**Work to do**:
Copy the records below exactly, leaving out any pictures.

**Available data**:
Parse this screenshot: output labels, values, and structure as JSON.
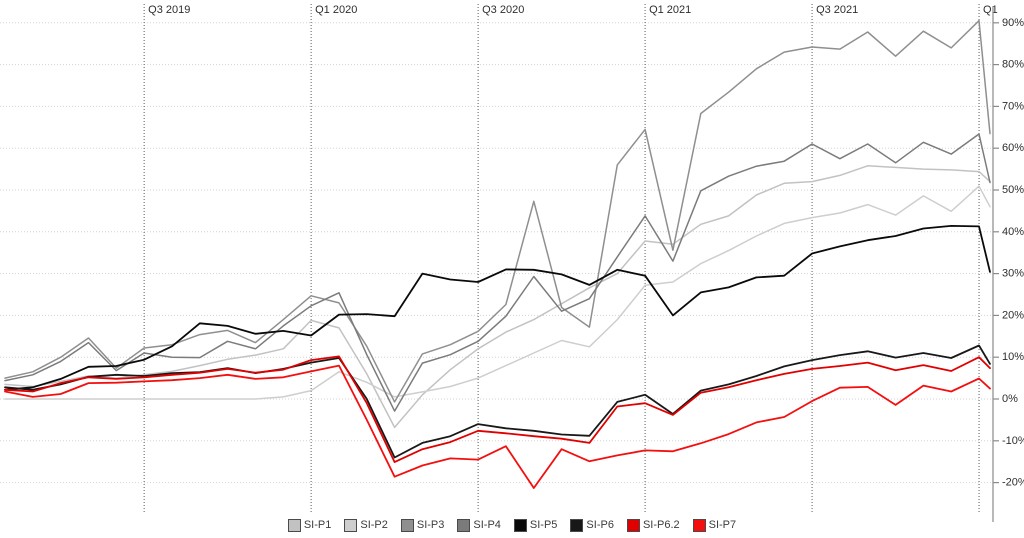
{
  "chart_data": {
    "type": "line",
    "title": "",
    "x": {
      "points": 37,
      "gridlines": [
        {
          "index": 5,
          "label": "Q3 2019"
        },
        {
          "index": 11,
          "label": "Q1 2020"
        },
        {
          "index": 17,
          "label": "Q3 2020"
        },
        {
          "index": 23,
          "label": "Q1 2021"
        },
        {
          "index": 29,
          "label": "Q3 2021"
        },
        {
          "index": 35,
          "label": "Q1"
        }
      ]
    },
    "y": {
      "min": -20,
      "max": 90,
      "step": 10,
      "suffix": "%",
      "tick_labels": [
        "90%",
        "80%",
        "70%",
        "60%",
        "50%",
        "40%",
        "30%",
        "20%",
        "10%",
        "0%",
        "-10%",
        "-20%"
      ]
    },
    "grid": {
      "horizontal": true,
      "vertical": true
    },
    "legend_position": "bottom",
    "series": [
      {
        "name": "SI-P1",
        "color": "#c2c2c2",
        "values": [
          3.5,
          3.0,
          4.2,
          5.5,
          5.0,
          5.8,
          6.6,
          8.0,
          9.5,
          10.5,
          12.0,
          18.8,
          17.0,
          6.0,
          -6.8,
          1.0,
          7.0,
          12.0,
          16.0,
          19.0,
          22.8,
          26.6,
          30.0,
          37.8,
          37.0,
          41.8,
          43.8,
          48.8,
          51.6,
          52.0,
          53.5,
          55.8,
          55.4,
          55.0,
          54.8,
          54.4,
          52.0
        ]
      },
      {
        "name": "SI-P2",
        "color": "#cecece",
        "values": [
          0,
          0,
          0,
          0,
          0,
          0,
          0,
          0,
          0,
          0,
          0.5,
          2.0,
          6.5,
          4.0,
          0.5,
          1.7,
          3.0,
          5.0,
          8.0,
          11.0,
          14.0,
          12.5,
          19.0,
          27.2,
          28.0,
          32.4,
          35.5,
          39.0,
          42.0,
          43.4,
          44.5,
          46.5,
          44.0,
          48.6,
          44.9,
          50.9,
          46.0
        ]
      },
      {
        "name": "SI-P3",
        "color": "#8f8f8f",
        "values": [
          5.0,
          6.5,
          10.0,
          14.6,
          7.4,
          12.2,
          13.0,
          15.4,
          16.4,
          13.5,
          19.0,
          24.7,
          23.0,
          12.6,
          -0.7,
          10.8,
          13.0,
          16.2,
          22.6,
          47.3,
          21.9,
          17.2,
          56.0,
          64.5,
          35.6,
          68.3,
          73.4,
          79.0,
          83.0,
          84.2,
          83.7,
          87.8,
          82.0,
          88.0,
          84.0,
          90.5,
          63.5
        ]
      },
      {
        "name": "SI-P4",
        "color": "#7b7b7b",
        "values": [
          4.4,
          5.8,
          9.0,
          13.5,
          6.8,
          11.0,
          10.0,
          9.9,
          13.8,
          12.0,
          17.5,
          22.3,
          25.4,
          10.6,
          -2.9,
          8.6,
          10.6,
          13.8,
          19.8,
          29.3,
          21.0,
          24.0,
          34.0,
          43.8,
          33.0,
          49.8,
          53.3,
          55.7,
          56.9,
          61.0,
          57.5,
          61.0,
          56.5,
          61.4,
          58.6,
          63.4,
          51.8
        ]
      },
      {
        "name": "SI-P5",
        "color": "#0a0a0a",
        "values": [
          2.2,
          2.8,
          4.8,
          7.7,
          7.9,
          9.4,
          12.6,
          18.1,
          17.5,
          15.6,
          16.3,
          15.2,
          20.2,
          20.3,
          19.8,
          30.0,
          28.6,
          28.0,
          31.0,
          30.9,
          29.8,
          27.3,
          30.9,
          29.5,
          20.0,
          25.5,
          26.7,
          29.1,
          29.5,
          34.8,
          36.5,
          38.0,
          39.0,
          40.8,
          41.4,
          41.3,
          30.4
        ]
      },
      {
        "name": "SI-P6",
        "color": "#181818",
        "values": [
          2.8,
          2.2,
          3.5,
          5.3,
          5.8,
          5.5,
          6.2,
          6.4,
          7.4,
          6.2,
          7.2,
          8.7,
          9.8,
          0.0,
          -14.0,
          -10.5,
          -8.9,
          -6.0,
          -7.0,
          -7.6,
          -8.5,
          -8.8,
          -0.7,
          1.0,
          -3.6,
          2.0,
          3.5,
          5.5,
          7.8,
          9.3,
          10.5,
          11.4,
          9.9,
          11.0,
          9.8,
          12.8,
          8.4
        ]
      },
      {
        "name": "SI-P6.2",
        "color": "#e00000",
        "values": [
          2.2,
          1.8,
          3.8,
          5.2,
          4.8,
          5.2,
          5.8,
          6.3,
          7.2,
          6.3,
          7.0,
          9.3,
          10.2,
          -1.0,
          -15.1,
          -12.0,
          -10.3,
          -7.6,
          -8.2,
          -8.9,
          -9.5,
          -10.5,
          -1.8,
          -1.0,
          -3.8,
          1.5,
          2.8,
          4.5,
          6.0,
          7.2,
          7.9,
          8.7,
          6.9,
          8.1,
          6.7,
          10.0,
          7.4
        ]
      },
      {
        "name": "SI-P7",
        "color": "#f40f0f",
        "values": [
          1.8,
          0.5,
          1.2,
          3.8,
          3.9,
          4.2,
          4.5,
          5.0,
          5.8,
          4.8,
          5.2,
          6.6,
          8.0,
          -5.0,
          -18.6,
          -15.9,
          -14.2,
          -14.5,
          -11.3,
          -21.3,
          -12.0,
          -14.9,
          -13.5,
          -12.3,
          -12.5,
          -10.6,
          -8.4,
          -5.6,
          -4.3,
          -0.5,
          2.7,
          2.9,
          -1.4,
          3.2,
          1.8,
          4.9,
          2.5
        ]
      }
    ],
    "style": {
      "h_grid_color": "#d2d2d2",
      "v_grid_color": "#5a5a5a",
      "axis_color": "#8a8a8a",
      "label_color": "#2e2e2e"
    }
  }
}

**Solved exercise**:
Parse this screenshot: output labels, values, and structure as JSON.
{
  "chart_data": {
    "type": "line",
    "title": "",
    "x": {
      "points": 37,
      "gridlines": [
        {
          "index": 5,
          "label": "Q3 2019"
        },
        {
          "index": 11,
          "label": "Q1 2020"
        },
        {
          "index": 17,
          "label": "Q3 2020"
        },
        {
          "index": 23,
          "label": "Q1 2021"
        },
        {
          "index": 29,
          "label": "Q3 2021"
        },
        {
          "index": 35,
          "label": "Q1"
        }
      ]
    },
    "y": {
      "min": -20,
      "max": 90,
      "step": 10,
      "suffix": "%",
      "tick_labels": [
        "90%",
        "80%",
        "70%",
        "60%",
        "50%",
        "40%",
        "30%",
        "20%",
        "10%",
        "0%",
        "-10%",
        "-20%"
      ]
    },
    "grid": {
      "horizontal": true,
      "vertical": true
    },
    "legend_position": "bottom",
    "series": [
      {
        "name": "SI-P1",
        "color": "#c2c2c2",
        "values": [
          3.5,
          3.0,
          4.2,
          5.5,
          5.0,
          5.8,
          6.6,
          8.0,
          9.5,
          10.5,
          12.0,
          18.8,
          17.0,
          6.0,
          -6.8,
          1.0,
          7.0,
          12.0,
          16.0,
          19.0,
          22.8,
          26.6,
          30.0,
          37.8,
          37.0,
          41.8,
          43.8,
          48.8,
          51.6,
          52.0,
          53.5,
          55.8,
          55.4,
          55.0,
          54.8,
          54.4,
          52.0
        ]
      },
      {
        "name": "SI-P2",
        "color": "#cecece",
        "values": [
          0,
          0,
          0,
          0,
          0,
          0,
          0,
          0,
          0,
          0,
          0.5,
          2.0,
          6.5,
          4.0,
          0.5,
          1.7,
          3.0,
          5.0,
          8.0,
          11.0,
          14.0,
          12.5,
          19.0,
          27.2,
          28.0,
          32.4,
          35.5,
          39.0,
          42.0,
          43.4,
          44.5,
          46.5,
          44.0,
          48.6,
          44.9,
          50.9,
          46.0
        ]
      },
      {
        "name": "SI-P3",
        "color": "#8f8f8f",
        "values": [
          5.0,
          6.5,
          10.0,
          14.6,
          7.4,
          12.2,
          13.0,
          15.4,
          16.4,
          13.5,
          19.0,
          24.7,
          23.0,
          12.6,
          -0.7,
          10.8,
          13.0,
          16.2,
          22.6,
          47.3,
          21.9,
          17.2,
          56.0,
          64.5,
          35.6,
          68.3,
          73.4,
          79.0,
          83.0,
          84.2,
          83.7,
          87.8,
          82.0,
          88.0,
          84.0,
          90.5,
          63.5
        ]
      },
      {
        "name": "SI-P4",
        "color": "#7b7b7b",
        "values": [
          4.4,
          5.8,
          9.0,
          13.5,
          6.8,
          11.0,
          10.0,
          9.9,
          13.8,
          12.0,
          17.5,
          22.3,
          25.4,
          10.6,
          -2.9,
          8.6,
          10.6,
          13.8,
          19.8,
          29.3,
          21.0,
          24.0,
          34.0,
          43.8,
          33.0,
          49.8,
          53.3,
          55.7,
          56.9,
          61.0,
          57.5,
          61.0,
          56.5,
          61.4,
          58.6,
          63.4,
          51.8
        ]
      },
      {
        "name": "SI-P5",
        "color": "#0a0a0a",
        "values": [
          2.2,
          2.8,
          4.8,
          7.7,
          7.9,
          9.4,
          12.6,
          18.1,
          17.5,
          15.6,
          16.3,
          15.2,
          20.2,
          20.3,
          19.8,
          30.0,
          28.6,
          28.0,
          31.0,
          30.9,
          29.8,
          27.3,
          30.9,
          29.5,
          20.0,
          25.5,
          26.7,
          29.1,
          29.5,
          34.8,
          36.5,
          38.0,
          39.0,
          40.8,
          41.4,
          41.3,
          30.4
        ]
      },
      {
        "name": "SI-P6",
        "color": "#181818",
        "values": [
          2.8,
          2.2,
          3.5,
          5.3,
          5.8,
          5.5,
          6.2,
          6.4,
          7.4,
          6.2,
          7.2,
          8.7,
          9.8,
          0.0,
          -14.0,
          -10.5,
          -8.9,
          -6.0,
          -7.0,
          -7.6,
          -8.5,
          -8.8,
          -0.7,
          1.0,
          -3.6,
          2.0,
          3.5,
          5.5,
          7.8,
          9.3,
          10.5,
          11.4,
          9.9,
          11.0,
          9.8,
          12.8,
          8.4
        ]
      },
      {
        "name": "SI-P6.2",
        "color": "#e00000",
        "values": [
          2.2,
          1.8,
          3.8,
          5.2,
          4.8,
          5.2,
          5.8,
          6.3,
          7.2,
          6.3,
          7.0,
          9.3,
          10.2,
          -1.0,
          -15.1,
          -12.0,
          -10.3,
          -7.6,
          -8.2,
          -8.9,
          -9.5,
          -10.5,
          -1.8,
          -1.0,
          -3.8,
          1.5,
          2.8,
          4.5,
          6.0,
          7.2,
          7.9,
          8.7,
          6.9,
          8.1,
          6.7,
          10.0,
          7.4
        ]
      },
      {
        "name": "SI-P7",
        "color": "#f40f0f",
        "values": [
          1.8,
          0.5,
          1.2,
          3.8,
          3.9,
          4.2,
          4.5,
          5.0,
          5.8,
          4.8,
          5.2,
          6.6,
          8.0,
          -5.0,
          -18.6,
          -15.9,
          -14.2,
          -14.5,
          -11.3,
          -21.3,
          -12.0,
          -14.9,
          -13.5,
          -12.3,
          -12.5,
          -10.6,
          -8.4,
          -5.6,
          -4.3,
          -0.5,
          2.7,
          2.9,
          -1.4,
          3.2,
          1.8,
          4.9,
          2.5
        ]
      }
    ],
    "style": {
      "h_grid_color": "#d2d2d2",
      "v_grid_color": "#5a5a5a",
      "axis_color": "#8a8a8a",
      "label_color": "#2e2e2e"
    }
  }
}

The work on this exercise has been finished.